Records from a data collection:
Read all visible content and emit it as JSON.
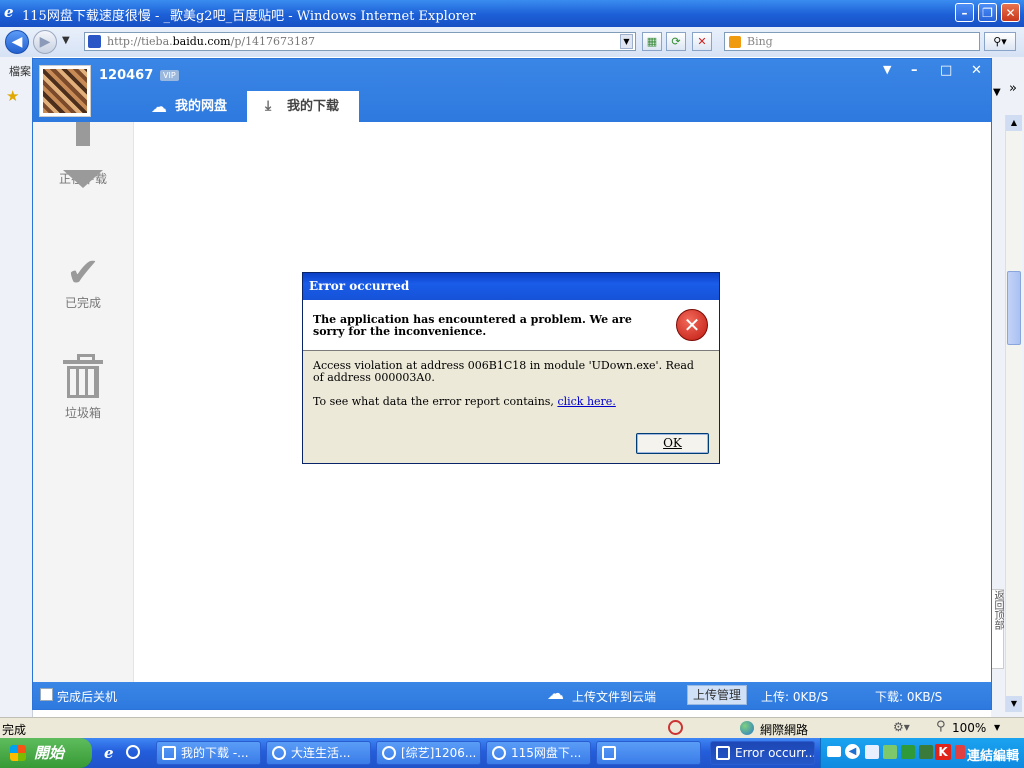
{
  "ie": {
    "title": "115网盘下载速度很慢 - _歌美g2吧_百度贴吧 - Windows Internet Explorer",
    "address_prefix": "http://tieba.",
    "address_domain": "baidu.com",
    "address_path": "/p/1417673187",
    "search_placeholder": "Bing",
    "menu_fragment": "檔案",
    "status_text": "完成",
    "zone": "網際網路",
    "zoom": "100%"
  },
  "app": {
    "username": "120467",
    "vip": "VIP",
    "tabs": [
      {
        "label": "我的网盘"
      },
      {
        "label": "我的下载"
      }
    ],
    "sidebar": [
      {
        "label": "正在下载"
      },
      {
        "label": "已完成"
      },
      {
        "label": "垃圾箱"
      }
    ],
    "bottom": {
      "shutdown_label": "完成后关机",
      "upload_cloud": "上传文件到云端",
      "upload_mgmt": "上传管理",
      "upload_speed": "上传: 0KB/S",
      "download_speed": "下载: 0KB/S"
    },
    "right_strip_text": "返回顶部"
  },
  "dialog": {
    "title": "Error occurred",
    "headline": "The application has encountered a problem. We are sorry for the inconvenience.",
    "detail": "Access violation at address 006B1C18 in module 'UDown.exe'. Read of address 000003A0.",
    "report_prefix": "To see what data the error report contains, ",
    "report_link": "click here.",
    "ok_label": "OK"
  },
  "taskbar": {
    "start_label": "開始",
    "tasks": [
      {
        "label": "我的下载 -..."
      },
      {
        "label": "大连生活..."
      },
      {
        "label": "[综艺]1206..."
      },
      {
        "label": "115网盘下..."
      },
      {
        "label": ""
      },
      {
        "label": "Error occurr..."
      }
    ],
    "tray_text": "連結編輯"
  },
  "colors": {
    "xp_blue": "#245edb",
    "app_blue": "#2e79de",
    "error_red": "#c01a10"
  }
}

TASK REQUIREMENTS:
Omit any images, then output the listing exactly.

FINISHED EXERCISE:
Read all visible content and emit it as JSON.
{
  "ie": {
    "title": "115网盘下载速度很慢 - _歌美g2吧_百度贴吧 - Windows Internet Explorer",
    "address_prefix": "http://tieba.",
    "address_domain": "baidu.com",
    "address_path": "/p/1417673187",
    "search_placeholder": "Bing",
    "menu_fragment": "檔案",
    "status_text": "完成",
    "zone": "網際網路",
    "zoom": "100%"
  },
  "app": {
    "username": "120467",
    "vip": "VIP",
    "tabs": [
      {
        "label": "我的网盘"
      },
      {
        "label": "我的下载"
      }
    ],
    "sidebar": [
      {
        "label": "正在下载"
      },
      {
        "label": "已完成"
      },
      {
        "label": "垃圾箱"
      }
    ],
    "bottom": {
      "shutdown_label": "完成后关机",
      "upload_cloud": "上传文件到云端",
      "upload_mgmt": "上传管理",
      "upload_speed": "上传: 0KB/S",
      "download_speed": "下载: 0KB/S"
    },
    "right_strip_text": "返回顶部"
  },
  "dialog": {
    "title": "Error occurred",
    "headline": "The application has encountered a problem. We are sorry for the inconvenience.",
    "detail": "Access violation at address 006B1C18 in module 'UDown.exe'. Read of address 000003A0.",
    "report_prefix": "To see what data the error report contains, ",
    "report_link": "click here.",
    "ok_label": "OK"
  },
  "taskbar": {
    "start_label": "開始",
    "tasks": [
      {
        "label": "我的下载 -..."
      },
      {
        "label": "大连生活..."
      },
      {
        "label": "[综艺]1206..."
      },
      {
        "label": "115网盘下..."
      },
      {
        "label": ""
      },
      {
        "label": "Error occurr..."
      }
    ],
    "tray_text": "連結編輯"
  },
  "colors": {
    "xp_blue": "#245edb",
    "app_blue": "#2e79de",
    "error_red": "#c01a10"
  }
}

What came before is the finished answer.